The listing below is to be output in its exact form.
○ ○ ○
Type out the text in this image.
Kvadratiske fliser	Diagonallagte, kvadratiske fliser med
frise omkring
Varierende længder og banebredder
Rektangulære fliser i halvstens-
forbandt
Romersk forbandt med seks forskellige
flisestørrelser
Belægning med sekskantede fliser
○ ○ ○
— FINAL RESULT —
Type out the text in this image.
Kvadratiske fliser	Diagonallagte, kvadratiske fliser med
frise omkring
Varierende længder og banebredder
Rektangulære fliser i halvstens-
forbandt
Romersk forbandt med seks forskellige
flisestørrelser
Belægning med sekskantede fliser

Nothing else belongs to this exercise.